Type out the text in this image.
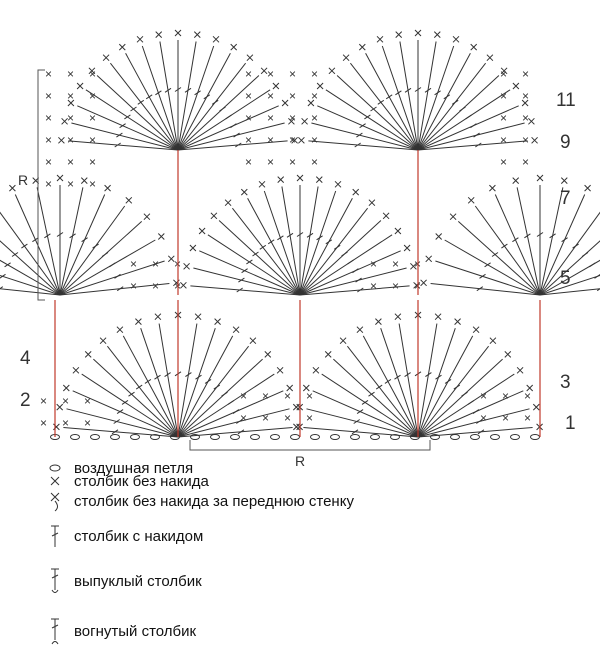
× × ×
× × ×
× × ×
× × ×
× × ×
× × ×
× × × ×
× × × ×
× × × ×
× × × ×
× × × ×
× ×
× ×
× ×
× ×
× ×
× × ×
× × ×
× × ×
× × ×
× × ×
× × ×
× × × ×
× × × ×
× × ×
× × × 1
3
5
7
9
11
2
4
R
R
воздушная петля
столбик без накида
столбик без накида за переднюю стенку
столбик с накидом
выпуклый столбик
вогнутый столбик
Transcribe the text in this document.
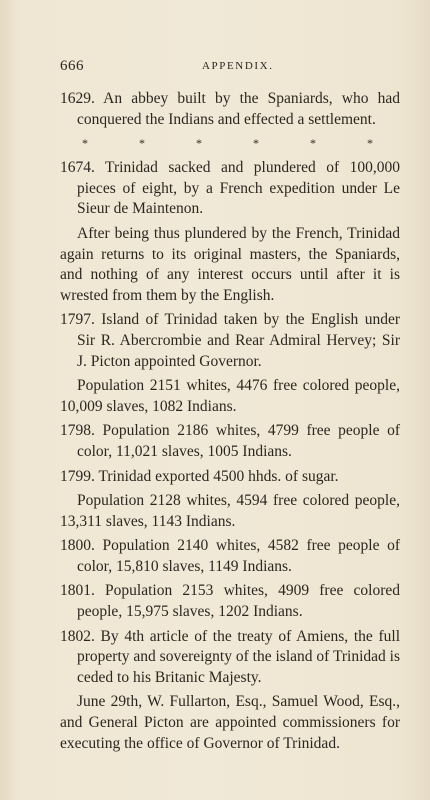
666	APPENDIX.

1629. An abbey built by the Spaniards, who had conquered the Indians and effected a settlement.

* * * * * *

1674. Trinidad sacked and plundered of 100,000 pieces of eight, by a French expedition under Le Sieur de Maintenon.

After being thus plundered by the French, Trinidad again returns to its original masters, the Spaniards, and nothing of any interest occurs until after it is wrested from them by the English.

1797. Island of Trinidad taken by the English under Sir R. Abercrombie and Rear Admiral Hervey; Sir J. Picton appointed Governor.

Population 2151 whites, 4476 free colored people, 10,009 slaves, 1082 Indians.

1798. Population 2186 whites, 4799 free people of color, 11,021 slaves, 1005 Indians.

1799. Trinidad exported 4500 hhds. of sugar.

Population 2128 whites, 4594 free colored people, 13,311 slaves, 1143 Indians.

1800. Population 2140 whites, 4582 free people of color, 15,810 slaves, 1149 Indians.

1801. Population 2153 whites, 4909 free colored people, 15,975 slaves, 1202 Indians.

1802. By 4th article of the treaty of Amiens, the full property and sovereignty of the island of Trinidad is ceded to his Britanic Majesty.

June 29th, W. Fullarton, Esq., Samuel Wood, Esq., and General Picton are appointed commissioners for executing the office of Governor of Trinidad.
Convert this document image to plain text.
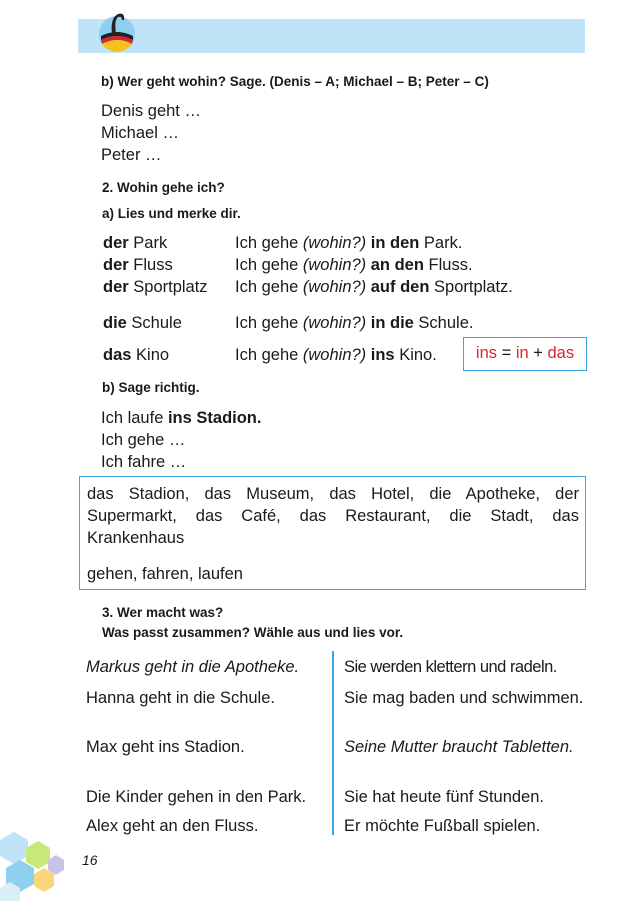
b) Wer geht wohin? Sage. (Denis – A; Michael – B; Peter – C)
Denis geht …
Michael …
Peter …
2. Wohin gehe ich?
a) Lies und merke dir.
der Park	Ich gehe (wohin?) in den Park.
der Fluss	Ich gehe (wohin?) an den Fluss.
der Sportplatz Ich gehe (wohin?) auf den Sportplatz.
die Schule	Ich gehe (wohin?) in die Schule.
das Kino	Ich gehe (wohin?) ins Kino.	ins = in + das
b) Sage richtig.
Ich laufe ins Stadion.
Ich gehe …
Ich fahre …
das Stadion, das Museum, das Hotel, die Apotheke, der Supermarkt, das Café, das Restaurant, die Stadt, das Krankenhaus
gehen, fahren, laufen
3. Wer macht was?
Was passt zusammen? Wähle aus und lies vor.
Markus geht in die Apotheke.
Hanna geht in die Schule.
Max geht ins Stadion.
Die Kinder gehen in den Park.
Alex geht an den Fluss.
Sie werden klettern und radeln.
Sie mag baden und schwimmen.
Seine Mutter braucht Tabletten.
Sie hat heute fünf Stunden.
Er möchte Fußball spielen.
16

++++++

WORK TO DO:
Generate a word-for-word copy of the preceding records, excluding all pictures.

SOLUTION TO THE EXERCISE:
Type out the text in this image.
× × ×
× × ×
× × ×
× × ×
× × ×
× × ×
× × × ×
× × × ×
× × × ×
× × × ×
× × × ×
× ×
× ×
× ×
× ×
× ×
× × ×
× × ×
× × ×
× × ×
× × ×
× × ×
× × × ×
× × × ×
× × ×
× × × 1
3
5
7
9
11
2
4
R
R
воздушная петля
столбик без накида
столбик без накида за переднюю стенку
столбик с накидом
выпуклый столбик
вогнутый столбик
Transcribe the text in this document.
666	APPENDIX.

1629. An abbey built by the Spaniards, who had conquered the Indians and effected a settlement.

* * * * * *

1674. Trinidad sacked and plundered of 100,000 pieces of eight, by a French expedition under Le Sieur de Maintenon.

After being thus plundered by the French, Trinidad again returns to its original masters, the Spaniards, and nothing of any interest occurs until after it is wrested from them by the English.

1797. Island of Trinidad taken by the English under Sir R. Abercrombie and Rear Admiral Hervey; Sir J. Picton appointed Governor.

Population 2151 whites, 4476 free colored people, 10,009 slaves, 1082 Indians.

1798. Population 2186 whites, 4799 free people of color, 11,021 slaves, 1005 Indians.

1799. Trinidad exported 4500 hhds. of sugar.

Population 2128 whites, 4594 free colored people, 13,311 slaves, 1143 Indians.

1800. Population 2140 whites, 4582 free people of color, 15,810 slaves, 1149 Indians.

1801. Population 2153 whites, 4909 free colored people, 15,975 slaves, 1202 Indians.

1802. By 4th article of the treaty of Amiens, the full property and sovereignty of the island of Trinidad is ceded to his Britanic Majesty.

June 29th, W. Fullarton, Esq., Samuel Wood, Esq., and General Picton are appointed commissioners for executing the office of Governor of Trinidad.
Convert this document image to plain text.
b) Wer geht wohin? Sage. (Denis – A; Michael – B; Peter – C)
Denis geht …
Michael …
Peter …
2. Wohin gehe ich?
a) Lies und merke dir.
der Park	Ich gehe (wohin?) in den Park.
der Fluss	Ich gehe (wohin?) an den Fluss.
der Sportplatz Ich gehe (wohin?) auf den Sportplatz.
die Schule	Ich gehe (wohin?) in die Schule.
das Kino	Ich gehe (wohin?) ins Kino.	ins = in + das
b) Sage richtig.
Ich laufe ins Stadion.
Ich gehe …
Ich fahre …
das Stadion, das Museum, das Hotel, die Apotheke, der Supermarkt, das Café, das Restaurant, die Stadt, das Krankenhaus
gehen, fahren, laufen
3. Wer macht was?
Was passt zusammen? Wähle aus und lies vor.
Markus geht in die Apotheke.
Hanna geht in die Schule.
Max geht ins Stadion.
Die Kinder gehen in den Park.
Alex geht an den Fluss.
Sie werden klettern und radeln.
Sie mag baden und schwimmen.
Seine Mutter braucht Tabletten.
Sie hat heute fünf Stunden.
Er möchte Fußball spielen.
16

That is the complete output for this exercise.